> _Given request 1_
Condense the paragraph in the optimization tutorial text that begins "The audience need not be" into a shorter version that keeps its main facts.
> _Given request 2_
In the optimization tutorial text, take the stretch from "The pip installs" through "canopy or anaconda.", switch "canopy" to "miniforge", and write out the result.
> _Given request 3_
Proceed with the optimization tutorial text, writing what comes next after its final sentence.

> _Supplied text_
######

The audience need not be an expert in optimization, but should have interest in solving hard real-world optimization problems. We will begin with a walk through some introductory optimizations, learning how to build confidence in understanding your results. By the end of the tutorial, participants will have working knowledge of how to use modern constrained optimization tools, how to enable their solvers to leverage high-performance parallel computing, and how to utilize legacy data and surrogate models in statistical and predictive risk modeling.

Content

All tutorial content can be obtained from this repository either with `git, or by downloading the repository content as a zip file. If you use git, you can clone this repostory with::

$ git clone https://github.com/mmckerns/tutmom.git

or, download and unzip the zipfile.

As the day of the tutorial get nearer, it is highly recommended to update this repository. When tutorial content is added or modified, it is recommended to update your copy of the tutorial. Tutorial content may be updated up to the day of the tutorial, during the tutorial, and beyond. To update your copy of the tutorial content with git, change to the tutorial directory (i.e. tutmom), then pull an update with::

$ git pull

or, download and unzip a new copy of the zipfile.

Requirements

To be able to run the examples, demos, and exercises in this tutorial, the following packages must be installed::

numpy >= 1.0,
scipy >= 0.6.0,
sympy >= 0.6.7,
matplotlib >= 0.91,
cvxopt >= 1.1.0,
jupyter >= 1.0,
pox >= 0.2.3,
dill >= 0.2.7,
multiprocess >= 0.70.5,
ppft >= 1.6.4.7,
klepto >= 0.1.4,
pathos >= 0.2.1,
mystic >= 0.3.1

and optionally::

sqlalchemy >= 0.8.4

Installation

All packages can be installed with pip::

>$ pip install setuptools
>$ pip install numpy
>$ pip install sympy
>$ pip install pathos
>$ pip install mystic
>$ pip install matplotlib
>$ pip install scipy
>$ pip install cvxopt
>$ pip install jupyter

and optionally::

>$ pip install sqlalchemy

The pip installs of numpy, matplotlib, and scipy often fail. A more stable choice for installing these three packages is to use a scientific python distribution such as canopy or anaconda.

######

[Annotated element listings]
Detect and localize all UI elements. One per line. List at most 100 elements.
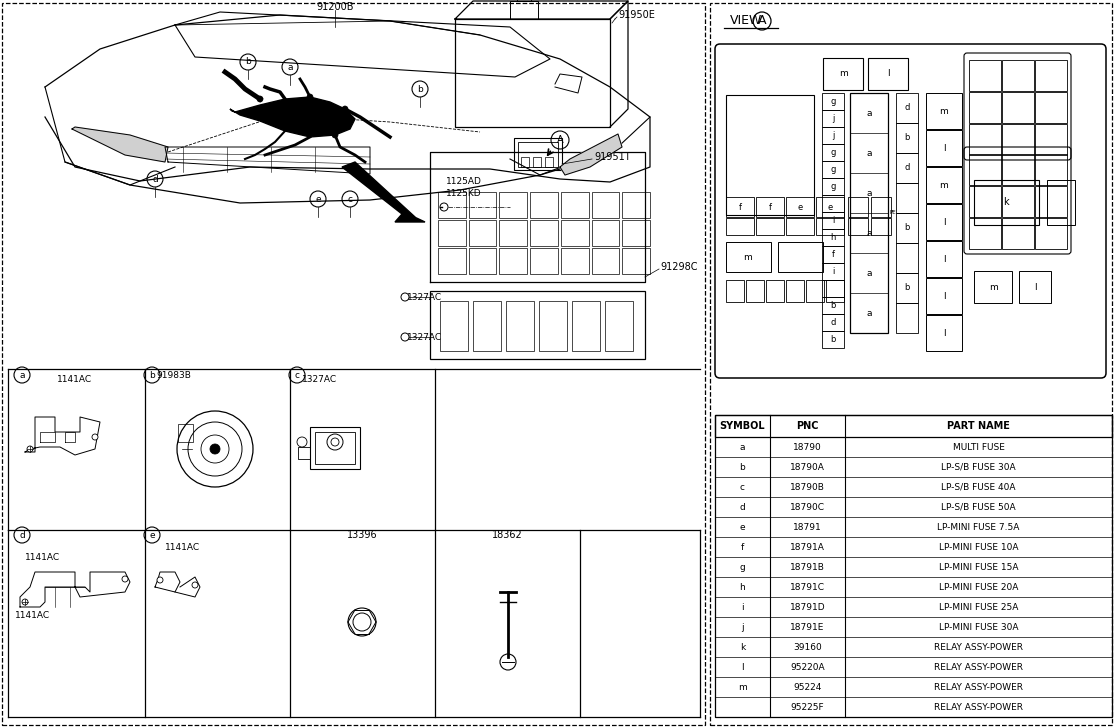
Text: 1125AD: 1125AD: [446, 177, 481, 187]
Bar: [561, 248, 589, 274]
Bar: [438, 192, 466, 218]
Text: f: f: [741, 542, 744, 552]
Text: 1125KD: 1125KD: [446, 190, 481, 198]
Text: 18790A: 18790A: [790, 462, 825, 472]
Circle shape: [342, 106, 349, 112]
Text: LP-S/B FUSE 30A: LP-S/B FUSE 30A: [942, 462, 1015, 472]
Text: e: e: [739, 523, 745, 531]
Bar: [499, 220, 527, 246]
Text: A: A: [757, 15, 766, 28]
Bar: [726, 95, 814, 215]
Text: RELAY ASSY-POWER: RELAY ASSY-POWER: [934, 702, 1023, 712]
Text: 18791B: 18791B: [790, 563, 825, 571]
Text: PE: PE: [889, 211, 896, 215]
Bar: [822, 229, 844, 246]
Bar: [746, 280, 764, 302]
Text: 18791A: 18791A: [790, 542, 825, 552]
Text: d: d: [152, 174, 157, 183]
Text: a: a: [19, 371, 25, 379]
Text: MULTI FUSE: MULTI FUSE: [953, 443, 1004, 451]
Text: l: l: [943, 329, 945, 338]
Bar: [469, 192, 496, 218]
Bar: [848, 218, 868, 235]
Text: b: b: [150, 371, 155, 379]
Bar: [926, 315, 962, 351]
Bar: [1002, 186, 1034, 217]
Bar: [896, 93, 918, 123]
Bar: [926, 241, 962, 277]
Bar: [531, 192, 557, 218]
Bar: [540, 301, 567, 351]
Bar: [1035, 124, 1067, 155]
Bar: [622, 248, 650, 274]
Bar: [822, 93, 844, 110]
Text: h: h: [739, 582, 745, 592]
Text: c: c: [347, 195, 353, 204]
Bar: [926, 278, 962, 314]
Bar: [896, 183, 918, 213]
Bar: [622, 220, 650, 246]
Circle shape: [210, 444, 220, 454]
Text: m: m: [939, 107, 948, 116]
Text: a: a: [739, 443, 745, 451]
Text: e: e: [315, 195, 321, 204]
Bar: [1002, 92, 1034, 123]
Bar: [592, 220, 619, 246]
Bar: [822, 280, 844, 297]
Bar: [1002, 154, 1034, 185]
Bar: [531, 248, 557, 274]
Text: b: b: [245, 57, 251, 66]
Bar: [871, 197, 891, 217]
Text: 1327AC: 1327AC: [407, 292, 442, 302]
Text: 13396: 13396: [346, 530, 378, 540]
Bar: [1019, 271, 1051, 303]
Text: a: a: [287, 63, 293, 71]
Bar: [970, 60, 1001, 91]
Bar: [822, 195, 844, 212]
Text: b: b: [739, 462, 745, 472]
Bar: [756, 218, 784, 235]
Bar: [806, 280, 824, 302]
Text: 18790: 18790: [793, 443, 822, 451]
Text: e: e: [828, 203, 832, 212]
Bar: [2, 3, 705, 725]
Text: 1327AC: 1327AC: [407, 332, 442, 342]
Bar: [822, 263, 844, 280]
Text: e: e: [798, 203, 803, 212]
Circle shape: [92, 434, 98, 440]
Bar: [726, 280, 744, 302]
Text: a: a: [867, 268, 871, 278]
Text: g: g: [830, 165, 836, 174]
Bar: [521, 157, 529, 167]
Text: i: i: [832, 216, 834, 225]
Bar: [1002, 218, 1034, 249]
Bar: [518, 142, 558, 167]
Polygon shape: [342, 162, 424, 222]
Text: RELAY ASSY-POWER: RELAY ASSY-POWER: [934, 683, 1023, 691]
Polygon shape: [71, 127, 168, 162]
Bar: [506, 301, 534, 351]
Text: 18791: 18791: [793, 523, 822, 531]
Bar: [896, 213, 918, 243]
Text: g: g: [830, 97, 836, 106]
Circle shape: [22, 599, 28, 605]
Bar: [822, 127, 844, 144]
Text: A: A: [556, 135, 563, 145]
Bar: [822, 144, 844, 161]
Bar: [822, 212, 844, 229]
Text: j: j: [832, 131, 834, 140]
Bar: [822, 246, 844, 263]
Text: l: l: [943, 218, 945, 227]
Bar: [710, 3, 1113, 725]
Text: a: a: [867, 148, 871, 158]
Text: g: g: [739, 563, 745, 571]
Text: g: g: [830, 148, 836, 157]
Bar: [970, 186, 1001, 217]
Bar: [469, 248, 496, 274]
Text: 18362: 18362: [491, 530, 523, 540]
Polygon shape: [560, 134, 622, 175]
Bar: [545, 157, 553, 167]
Text: b: b: [830, 335, 836, 344]
Text: i: i: [832, 267, 834, 276]
Bar: [822, 110, 844, 127]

######

> _Written answer 1_
The audience needn't be optimization experts, but they should be interested in solving hard real-world optimization problems. The tutorial opens with introductory optimizations and shows how to build confidence in understanding the results. By the end, participants will know how to use modern constrained optimization tools, how to let their solvers use high-performance parallel computing, and how to apply legacy data and surrogate models in statistical and predictive risk modeling.

> _Written answer 2_
The pip installs of numpy, matplotlib, and scipy often fail. A more stable choice for installing these three packages is to use a scientific python distribution such as miniforge or anaconda.

> _Written answer 3_
The following steps were used by the tutorial author to test on Windows:

# installed Visual Studio Community 2015 RC
# installed Python Tools 2.2 RC for Visual Studio 2015
# installed Microsoft Visual C++ Compiler for Python 2.7
# installed Miniconda 3.10.1 (64-bit) for Python 2.7
# installed Git for Windows 1.9.5-preview20150319 (including cmd tools)
>$ conda install pip
>$ conda install setuptools
>$ conda install numpy
>$ conda install scipy
>$ conda install matplotlib
>$ conda install sympy
>$ conda install cvxopt
>$ conda install jupyter
>$ conda install sqlalchemy
# get https://github.com/uqfoundation/pox/blob/master/tools/pythonstartup
# save as ~\.python (also add as PYTHONSTARTUP to environment variables)
# associate .py file with conda's python.exe
# fix bug where conda doesn't respect all `sys.argv`
#   regedit HKEY_CLASSES_ROOT\Applications\python27.exe\shell\open\command
#   regedit HKEY_CLASSES_ROOT\py_auto_file\shell\open\command
>$ pip install pathos
>$ pip install mystic

Verification

To test your installation, change to the tutorial directory, and run::

>$ python check_env.py
OK.

If you choose not install all optional dependencies, you will see a warning::

>$ python check_env.py 
sqlalchemy:: No module named sqlalchemy

Feel free to ignore warnings for optional dependencies.